- [SHORT PROBLEM]:
Return all lines in the material below that contain "name".

- [MATERIALS PROVIDED]:
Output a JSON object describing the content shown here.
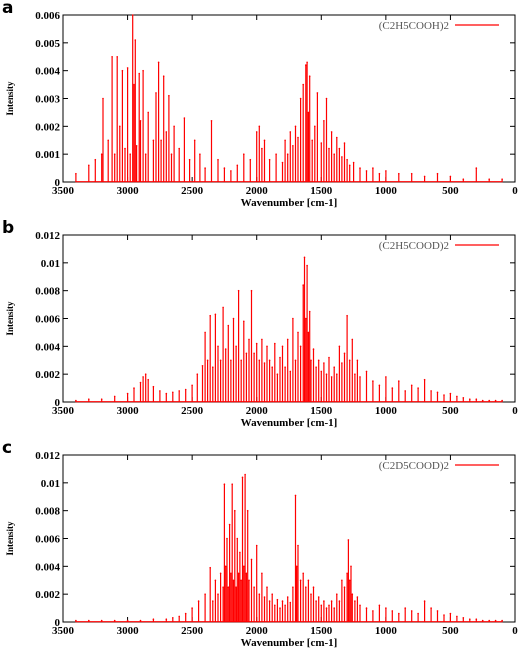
{
  "colors": {
    "series": "#ff0000",
    "frame": "#000000",
    "legend_text": "#555555"
  },
  "chart_data": [
    {
      "type": "line",
      "panel_label": "a",
      "xlabel": "Wavenumber [cm-1]",
      "ylabel": "Intensity",
      "xlim": [
        3500,
        0
      ],
      "ylim": [
        0,
        0.006
      ],
      "x_reversed": true,
      "grid": false,
      "legend_position": "top-right",
      "x_ticks": [
        "3500",
        "3000",
        "2500",
        "2000",
        "1500",
        "1000",
        "500",
        "0"
      ],
      "y_ticks": [
        "0",
        "0.001",
        "0.002",
        "0.003",
        "0.004",
        "0.005",
        "0.006"
      ],
      "series": [
        {
          "name": "(C2H5COOH)2",
          "x": [
            3400,
            3300,
            3250,
            3200,
            3190,
            3150,
            3120,
            3100,
            3080,
            3060,
            3040,
            3020,
            3000,
            2980,
            2960,
            2950,
            2940,
            2930,
            2910,
            2900,
            2880,
            2860,
            2840,
            2800,
            2780,
            2760,
            2740,
            2720,
            2700,
            2680,
            2660,
            2640,
            2600,
            2560,
            2520,
            2480,
            2440,
            2400,
            2350,
            2300,
            2250,
            2200,
            2150,
            2100,
            2050,
            2000,
            1980,
            1960,
            1940,
            1900,
            1850,
            1800,
            1780,
            1760,
            1740,
            1720,
            1700,
            1680,
            1660,
            1640,
            1620,
            1610,
            1600,
            1590,
            1570,
            1550,
            1530,
            1500,
            1480,
            1460,
            1440,
            1420,
            1400,
            1380,
            1360,
            1340,
            1320,
            1300,
            1280,
            1250,
            1200,
            1150,
            1100,
            1050,
            1000,
            900,
            800,
            700,
            600,
            500,
            400,
            300,
            200,
            100
          ],
          "y": [
            0.0003,
            0.0006,
            0.0008,
            0.001,
            0.003,
            0.0015,
            0.0045,
            0.001,
            0.0045,
            0.002,
            0.004,
            0.0012,
            0.0041,
            0.001,
            0.006,
            0.0035,
            0.0051,
            0.0013,
            0.0039,
            0.0022,
            0.004,
            0.001,
            0.0025,
            0.0015,
            0.0032,
            0.0043,
            0.0015,
            0.0038,
            0.0018,
            0.0031,
            0.001,
            0.002,
            0.0012,
            0.0023,
            0.0008,
            0.0015,
            0.001,
            0.0005,
            0.0022,
            0.0008,
            0.0005,
            0.0004,
            0.0006,
            0.001,
            0.0008,
            0.0018,
            0.002,
            0.0012,
            0.0015,
            0.0008,
            0.001,
            0.0007,
            0.0015,
            0.001,
            0.0018,
            0.0013,
            0.002,
            0.0016,
            0.003,
            0.0035,
            0.0042,
            0.0043,
            0.0025,
            0.0038,
            0.0015,
            0.002,
            0.0032,
            0.0014,
            0.0022,
            0.003,
            0.0012,
            0.0018,
            0.001,
            0.0016,
            0.0012,
            0.0009,
            0.0014,
            0.0008,
            0.0006,
            0.0007,
            0.0005,
            0.0004,
            0.0005,
            0.0003,
            0.0004,
            0.0003,
            0.0003,
            0.0002,
            0.0003,
            0.0002,
            0.0001,
            0.0005,
            0.0001,
            0.0001
          ]
        }
      ]
    },
    {
      "type": "line",
      "panel_label": "b",
      "xlabel": "Wavenumber [cm-1]",
      "ylabel": "Intensity",
      "xlim": [
        3500,
        0
      ],
      "ylim": [
        0,
        0.012
      ],
      "x_reversed": true,
      "grid": false,
      "legend_position": "top-right",
      "x_ticks": [
        "3500",
        "3000",
        "2500",
        "2000",
        "1500",
        "1000",
        "500",
        "0"
      ],
      "y_ticks": [
        "0",
        "0.002",
        "0.004",
        "0.006",
        "0.008",
        "0.01",
        "0.012"
      ],
      "series": [
        {
          "name": "(C2H5COOD)2",
          "x": [
            3400,
            3300,
            3200,
            3100,
            3000,
            2950,
            2900,
            2880,
            2860,
            2840,
            2800,
            2750,
            2700,
            2650,
            2600,
            2550,
            2500,
            2460,
            2420,
            2400,
            2380,
            2360,
            2340,
            2320,
            2300,
            2280,
            2260,
            2240,
            2220,
            2200,
            2180,
            2160,
            2140,
            2120,
            2100,
            2080,
            2060,
            2040,
            2020,
            2000,
            1980,
            1960,
            1940,
            1920,
            1900,
            1880,
            1860,
            1840,
            1820,
            1800,
            1780,
            1760,
            1740,
            1720,
            1700,
            1680,
            1660,
            1640,
            1630,
            1620,
            1610,
            1600,
            1590,
            1580,
            1560,
            1540,
            1520,
            1500,
            1480,
            1460,
            1440,
            1420,
            1400,
            1380,
            1360,
            1340,
            1320,
            1300,
            1280,
            1260,
            1240,
            1220,
            1200,
            1150,
            1100,
            1050,
            1000,
            950,
            900,
            850,
            800,
            750,
            700,
            650,
            600,
            550,
            500,
            450,
            400,
            350,
            300,
            250,
            200,
            150,
            100
          ],
          "y": [
            0.0001,
            0.0002,
            0.0002,
            0.0004,
            0.0006,
            0.001,
            0.0014,
            0.0018,
            0.002,
            0.0016,
            0.0011,
            0.0008,
            0.0006,
            0.0007,
            0.0008,
            0.0009,
            0.0012,
            0.002,
            0.0026,
            0.005,
            0.003,
            0.0062,
            0.0025,
            0.0063,
            0.004,
            0.003,
            0.0068,
            0.0038,
            0.0055,
            0.003,
            0.006,
            0.004,
            0.008,
            0.003,
            0.0058,
            0.0035,
            0.0045,
            0.008,
            0.0035,
            0.0042,
            0.003,
            0.0045,
            0.0028,
            0.004,
            0.003,
            0.0025,
            0.0042,
            0.002,
            0.0032,
            0.004,
            0.0025,
            0.0045,
            0.0022,
            0.006,
            0.003,
            0.005,
            0.004,
            0.0084,
            0.0104,
            0.006,
            0.0098,
            0.005,
            0.0065,
            0.003,
            0.0038,
            0.0025,
            0.003,
            0.0022,
            0.0028,
            0.002,
            0.0032,
            0.0018,
            0.0025,
            0.002,
            0.004,
            0.0028,
            0.0035,
            0.0062,
            0.003,
            0.0045,
            0.002,
            0.003,
            0.0018,
            0.0022,
            0.0015,
            0.0012,
            0.0018,
            0.001,
            0.0015,
            0.0008,
            0.0012,
            0.001,
            0.0016,
            0.0008,
            0.0007,
            0.0005,
            0.0006,
            0.0004,
            0.0003,
            0.0002,
            0.0002,
            0.0001,
            0.0001,
            0.0001,
            0.0001
          ]
        }
      ]
    },
    {
      "type": "line",
      "panel_label": "c",
      "xlabel": "Wavenumber [cm-1]",
      "ylabel": "Intensity",
      "xlim": [
        3500,
        0
      ],
      "ylim": [
        0,
        0.012
      ],
      "x_reversed": true,
      "grid": false,
      "legend_position": "top-right",
      "x_ticks": [
        "3500",
        "3000",
        "2500",
        "2000",
        "1500",
        "1000",
        "500",
        "0"
      ],
      "y_ticks": [
        "0",
        "0.002",
        "0.004",
        "0.006",
        "0.008",
        "0.01",
        "0.012"
      ],
      "series": [
        {
          "name": "(C2D5COOD)2",
          "x": [
            3400,
            3300,
            3200,
            3100,
            3000,
            2900,
            2800,
            2700,
            2650,
            2600,
            2550,
            2500,
            2450,
            2400,
            2360,
            2340,
            2320,
            2300,
            2280,
            2260,
            2250,
            2240,
            2230,
            2220,
            2210,
            2200,
            2190,
            2180,
            2170,
            2160,
            2150,
            2140,
            2130,
            2120,
            2110,
            2100,
            2090,
            2080,
            2070,
            2060,
            2040,
            2020,
            2000,
            1980,
            1960,
            1940,
            1920,
            1900,
            1880,
            1860,
            1840,
            1820,
            1800,
            1780,
            1760,
            1740,
            1720,
            1700,
            1690,
            1680,
            1660,
            1640,
            1620,
            1600,
            1580,
            1560,
            1540,
            1520,
            1500,
            1480,
            1460,
            1440,
            1420,
            1400,
            1380,
            1360,
            1340,
            1320,
            1300,
            1290,
            1280,
            1270,
            1260,
            1240,
            1220,
            1200,
            1150,
            1100,
            1050,
            1000,
            950,
            900,
            850,
            800,
            750,
            700,
            650,
            600,
            550,
            500,
            450,
            400,
            350,
            300,
            250,
            200,
            150,
            100
          ],
          "y": [
            0.0001,
            0.0001,
            0.0001,
            0.0001,
            0.0001,
            0.0001,
            0.0002,
            0.0002,
            0.0003,
            0.0004,
            0.0006,
            0.001,
            0.0015,
            0.002,
            0.0039,
            0.0015,
            0.003,
            0.002,
            0.0035,
            0.0025,
            0.0099,
            0.004,
            0.006,
            0.0025,
            0.007,
            0.0035,
            0.0099,
            0.003,
            0.008,
            0.0025,
            0.006,
            0.0035,
            0.005,
            0.003,
            0.0104,
            0.004,
            0.0106,
            0.0035,
            0.008,
            0.003,
            0.0045,
            0.0025,
            0.0055,
            0.002,
            0.0035,
            0.0018,
            0.0025,
            0.0015,
            0.002,
            0.0012,
            0.0016,
            0.001,
            0.0015,
            0.0012,
            0.0018,
            0.0014,
            0.0025,
            0.0091,
            0.004,
            0.0055,
            0.003,
            0.0035,
            0.0025,
            0.003,
            0.002,
            0.0025,
            0.0015,
            0.0018,
            0.0012,
            0.0015,
            0.001,
            0.0012,
            0.0015,
            0.001,
            0.002,
            0.0015,
            0.003,
            0.0025,
            0.0035,
            0.0059,
            0.003,
            0.004,
            0.002,
            0.0015,
            0.0018,
            0.0012,
            0.001,
            0.0008,
            0.0012,
            0.001,
            0.0008,
            0.0006,
            0.001,
            0.0008,
            0.0006,
            0.0015,
            0.001,
            0.0008,
            0.0005,
            0.0006,
            0.0004,
            0.0003,
            0.0002,
            0.0002,
            0.0001,
            0.0001,
            0.0001,
            0.0001
          ]
        }
      ]
    }
  ]
}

- [FULL RESPONSE]:
          "name": "(C2H5COOH)2",
          "name": "(C2H5COOD)2",
          "name": "(C2D5COOD)2",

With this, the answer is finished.